Task description:
Produce the listing below again, exactly as shown.

Recorded data:
— START —

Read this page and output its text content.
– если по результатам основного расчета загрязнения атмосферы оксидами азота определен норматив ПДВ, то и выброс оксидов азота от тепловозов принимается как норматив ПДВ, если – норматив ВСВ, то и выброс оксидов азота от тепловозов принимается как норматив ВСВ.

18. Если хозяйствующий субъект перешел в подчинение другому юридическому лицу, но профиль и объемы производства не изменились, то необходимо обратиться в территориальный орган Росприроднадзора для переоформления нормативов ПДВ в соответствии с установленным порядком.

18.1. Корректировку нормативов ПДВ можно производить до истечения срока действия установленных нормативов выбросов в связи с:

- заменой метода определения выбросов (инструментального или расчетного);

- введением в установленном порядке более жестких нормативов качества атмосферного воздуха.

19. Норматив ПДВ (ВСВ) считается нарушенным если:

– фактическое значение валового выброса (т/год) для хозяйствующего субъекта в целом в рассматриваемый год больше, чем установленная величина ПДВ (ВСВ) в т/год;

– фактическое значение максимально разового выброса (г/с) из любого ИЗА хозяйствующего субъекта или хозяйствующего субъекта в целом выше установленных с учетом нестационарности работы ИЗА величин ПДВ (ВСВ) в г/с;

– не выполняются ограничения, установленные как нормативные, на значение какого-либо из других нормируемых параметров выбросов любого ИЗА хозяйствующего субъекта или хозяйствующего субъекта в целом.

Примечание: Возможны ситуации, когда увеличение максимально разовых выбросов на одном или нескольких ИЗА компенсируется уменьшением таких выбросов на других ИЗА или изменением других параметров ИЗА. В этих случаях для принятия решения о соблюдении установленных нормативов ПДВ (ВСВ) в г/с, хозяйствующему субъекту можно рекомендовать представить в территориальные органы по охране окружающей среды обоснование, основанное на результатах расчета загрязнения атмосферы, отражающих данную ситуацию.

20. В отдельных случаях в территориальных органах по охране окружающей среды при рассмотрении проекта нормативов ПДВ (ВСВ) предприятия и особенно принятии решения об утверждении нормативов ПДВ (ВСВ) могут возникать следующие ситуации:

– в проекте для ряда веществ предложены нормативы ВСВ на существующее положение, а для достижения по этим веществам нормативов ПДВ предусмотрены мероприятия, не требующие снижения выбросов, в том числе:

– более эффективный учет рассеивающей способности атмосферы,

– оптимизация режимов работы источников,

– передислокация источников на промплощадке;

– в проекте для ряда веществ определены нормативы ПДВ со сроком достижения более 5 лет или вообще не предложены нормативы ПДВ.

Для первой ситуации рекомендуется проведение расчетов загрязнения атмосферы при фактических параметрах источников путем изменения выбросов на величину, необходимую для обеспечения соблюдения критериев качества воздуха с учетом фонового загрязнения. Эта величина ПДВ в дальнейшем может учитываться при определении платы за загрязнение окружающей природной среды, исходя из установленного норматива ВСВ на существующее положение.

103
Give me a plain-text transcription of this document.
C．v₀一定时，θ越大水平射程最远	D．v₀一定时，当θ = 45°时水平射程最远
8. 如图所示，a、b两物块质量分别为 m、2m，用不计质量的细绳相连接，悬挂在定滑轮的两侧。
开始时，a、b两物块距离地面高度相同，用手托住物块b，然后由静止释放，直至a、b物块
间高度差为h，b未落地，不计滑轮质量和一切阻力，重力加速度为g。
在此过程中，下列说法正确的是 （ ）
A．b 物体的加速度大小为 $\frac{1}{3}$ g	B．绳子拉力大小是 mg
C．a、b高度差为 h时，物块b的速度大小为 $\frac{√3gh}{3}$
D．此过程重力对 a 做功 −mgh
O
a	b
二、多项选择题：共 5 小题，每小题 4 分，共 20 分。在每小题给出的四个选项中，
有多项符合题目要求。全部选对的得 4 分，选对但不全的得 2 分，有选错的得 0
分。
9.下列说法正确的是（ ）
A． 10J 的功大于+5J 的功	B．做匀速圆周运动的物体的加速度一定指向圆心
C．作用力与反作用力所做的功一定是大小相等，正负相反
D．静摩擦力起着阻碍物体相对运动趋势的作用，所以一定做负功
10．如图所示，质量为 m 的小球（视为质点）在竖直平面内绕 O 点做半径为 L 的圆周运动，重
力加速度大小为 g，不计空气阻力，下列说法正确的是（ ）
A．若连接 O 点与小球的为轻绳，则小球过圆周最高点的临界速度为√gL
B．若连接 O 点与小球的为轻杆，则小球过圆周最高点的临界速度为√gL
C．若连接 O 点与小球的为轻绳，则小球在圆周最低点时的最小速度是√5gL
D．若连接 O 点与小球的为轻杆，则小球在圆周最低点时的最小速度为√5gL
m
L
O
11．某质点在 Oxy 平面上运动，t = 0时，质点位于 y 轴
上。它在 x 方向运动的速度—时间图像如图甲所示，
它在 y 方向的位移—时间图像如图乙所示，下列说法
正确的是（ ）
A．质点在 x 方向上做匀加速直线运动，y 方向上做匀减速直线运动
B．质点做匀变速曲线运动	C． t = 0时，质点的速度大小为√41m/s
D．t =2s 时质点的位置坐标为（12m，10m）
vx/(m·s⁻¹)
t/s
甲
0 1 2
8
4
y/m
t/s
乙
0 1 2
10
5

— END —

Problem solution:
Read this page and output its text content.
– если по результатам основного расчета загрязнения атмосферы оксидами азота определен норматив ПДВ, то и выброс оксидов азота от тепловозов принимается как норматив ПДВ, если – норматив ВСВ, то и выброс оксидов азота от тепловозов принимается как норматив ВСВ.

18. Если хозяйствующий субъект перешел в подчинение другому юридическому лицу, но профиль и объемы производства не изменились, то необходимо обратиться в территориальный орган Росприроднадзора для переоформления нормативов ПДВ в соответствии с установленным порядком.

18.1. Корректировку нормативов ПДВ можно производить до истечения срока действия установленных нормативов выбросов в связи с:

- заменой метода определения выбросов (инструментального или расчетного);

- введением в установленном порядке более жестких нормативов качества атмосферного воздуха.

19. Норматив ПДВ (ВСВ) считается нарушенным если:

– фактическое значение валового выброса (т/год) для хозяйствующего субъекта в целом в рассматриваемый год больше, чем установленная величина ПДВ (ВСВ) в т/год;

– фактическое значение максимально разового выброса (г/с) из любого ИЗА хозяйствующего субъекта или хозяйствующего субъекта в целом выше установленных с учетом нестационарности работы ИЗА величин ПДВ (ВСВ) в г/с;

– не выполняются ограничения, установленные как нормативные, на значение какого-либо из других нормируемых параметров выбросов любого ИЗА хозяйствующего субъекта или хозяйствующего субъекта в целом.

Примечание: Возможны ситуации, когда увеличение максимально разовых выбросов на одном или нескольких ИЗА компенсируется уменьшением таких выбросов на других ИЗА или изменением других параметров ИЗА. В этих случаях для принятия решения о соблюдении установленных нормативов ПДВ (ВСВ) в г/с, хозяйствующему субъекту можно рекомендовать представить в территориальные органы по охране окружающей среды обоснование, основанное на результатах расчета загрязнения атмосферы, отражающих данную ситуацию.

20. В отдельных случаях в территориальных органах по охране окружающей среды при рассмотрении проекта нормативов ПДВ (ВСВ) предприятия и особенно принятии решения об утверждении нормативов ПДВ (ВСВ) могут возникать следующие ситуации:

– в проекте для ряда веществ предложены нормативы ВСВ на существующее положение, а для достижения по этим веществам нормативов ПДВ предусмотрены мероприятия, не требующие снижения выбросов, в том числе:

– более эффективный учет рассеивающей способности атмосферы,

– оптимизация режимов работы источников,

– передислокация источников на промплощадке;

– в проекте для ряда веществ определены нормативы ПДВ со сроком достижения более 5 лет или вообще не предложены нормативы ПДВ.

Для первой ситуации рекомендуется проведение расчетов загрязнения атмосферы при фактических параметрах источников путем изменения выбросов на величину, необходимую для обеспечения соблюдения критериев качества воздуха с учетом фонового загрязнения. Эта величина ПДВ в дальнейшем может учитываться при определении платы за загрязнение окружающей природной среды, исходя из установленного норматива ВСВ на существующее положение.

103
Give me a plain-text transcription of this document.
C．v₀一定时，θ越大水平射程最远	D．v₀一定时，当θ = 45°时水平射程最远
8. 如图所示，a、b两物块质量分别为 m、2m，用不计质量的细绳相连接，悬挂在定滑轮的两侧。
开始时，a、b两物块距离地面高度相同，用手托住物块b，然后由静止释放，直至a、b物块
间高度差为h，b未落地，不计滑轮质量和一切阻力，重力加速度为g。
在此过程中，下列说法正确的是 （ ）
A．b 物体的加速度大小为 $\frac{1}{3}$ g	B．绳子拉力大小是 mg
C．a、b高度差为 h时，物块b的速度大小为 $\frac{√3gh}{3}$
D．此过程重力对 a 做功 −mgh
O
a	b
二、多项选择题：共 5 小题，每小题 4 分，共 20 分。在每小题给出的四个选项中，
有多项符合题目要求。全部选对的得 4 分，选对但不全的得 2 分，有选错的得 0
分。
9.下列说法正确的是（ ）
A． 10J 的功大于+5J 的功	B．做匀速圆周运动的物体的加速度一定指向圆心
C．作用力与反作用力所做的功一定是大小相等，正负相反
D．静摩擦力起着阻碍物体相对运动趋势的作用，所以一定做负功
10．如图所示，质量为 m 的小球（视为质点）在竖直平面内绕 O 点做半径为 L 的圆周运动，重
力加速度大小为 g，不计空气阻力，下列说法正确的是（ ）
A．若连接 O 点与小球的为轻绳，则小球过圆周最高点的临界速度为√gL
B．若连接 O 点与小球的为轻杆，则小球过圆周最高点的临界速度为√gL
C．若连接 O 点与小球的为轻绳，则小球在圆周最低点时的最小速度是√5gL
D．若连接 O 点与小球的为轻杆，则小球在圆周最低点时的最小速度为√5gL
m
L
O
11．某质点在 Oxy 平面上运动，t = 0时，质点位于 y 轴
上。它在 x 方向运动的速度—时间图像如图甲所示，
它在 y 方向的位移—时间图像如图乙所示，下列说法
正确的是（ ）
A．质点在 x 方向上做匀加速直线运动，y 方向上做匀减速直线运动
B．质点做匀变速曲线运动	C． t = 0时，质点的速度大小为√41m/s
D．t =2s 时质点的位置坐标为（12m，10m）
vx/(m·s⁻¹)
t/s
甲
0 1 2
8
4
y/m
t/s
乙
0 1 2
10
5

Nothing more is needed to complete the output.